Begin DATA SUPPLIED
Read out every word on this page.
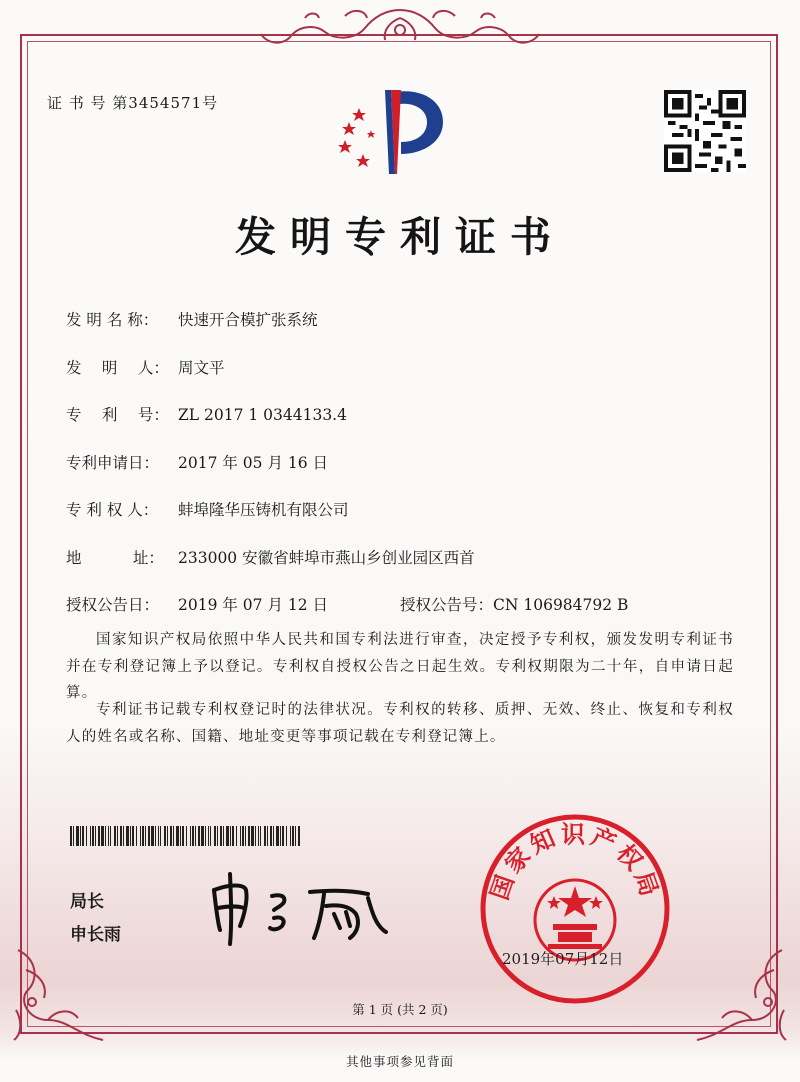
证 书 号 第3454571号
发明专利证书
发 明 名 称： 快速开合模扩张系统
发　 明　 人： 周文平
专　 利　 号： ZL 2017 1 0344133.4
专利申请日： 2017 年 05 月 16 日
专 利 权 人： 蚌埠隆华压铸机有限公司
地　　　 址： 233000 安徽省蚌埠市燕山乡创业园区西首
授权公告日： 2019 年 07 月 12 日	授权公告号：CN 106984792 B
国家知识产权局依照中华人民共和国专利法进行审查，决定授予专利权，颁发发明专利证书并在专利登记簿上予以登记。专利权自授权公告之日起生效。专利权期限为二十年，自申请日起算。
专利证书记载专利权登记时的法律状况。专利权的转移、质押、无效、终止、恢复和专利权人的姓名或名称、国籍、地址变更等事项记载在专利登记簿上。
局长
申长雨
国家知识产权局
2019年07月12日
第 1 页 (共 2 页)
其他事项参见背面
End DATA SUPPLIED
Each record above should be copied character for character, with pictures dropped.

THE COMPLETED TASK>
Read out every word on this page.
证 书 号 第3454571号
发明专利证书
发 明 名 称： 快速开合模扩张系统
发　 明　 人： 周文平
专　 利　 号： ZL 2017 1 0344133.4
专利申请日： 2017 年 05 月 16 日
专 利 权 人： 蚌埠隆华压铸机有限公司
地　　　 址： 233000 安徽省蚌埠市燕山乡创业园区西首
授权公告日： 2019 年 07 月 12 日	授权公告号：CN 106984792 B
国家知识产权局依照中华人民共和国专利法进行审查，决定授予专利权，颁发发明专利证书并在专利登记簿上予以登记。专利权自授权公告之日起生效。专利权期限为二十年，自申请日起算。
专利证书记载专利权登记时的法律状况。专利权的转移、质押、无效、终止、恢复和专利权人的姓名或名称、国籍、地址变更等事项记载在专利登记簿上。
局长
申长雨
国家知识产权局
2019年07月12日
第 1 页 (共 2 页)
其他事项参见背面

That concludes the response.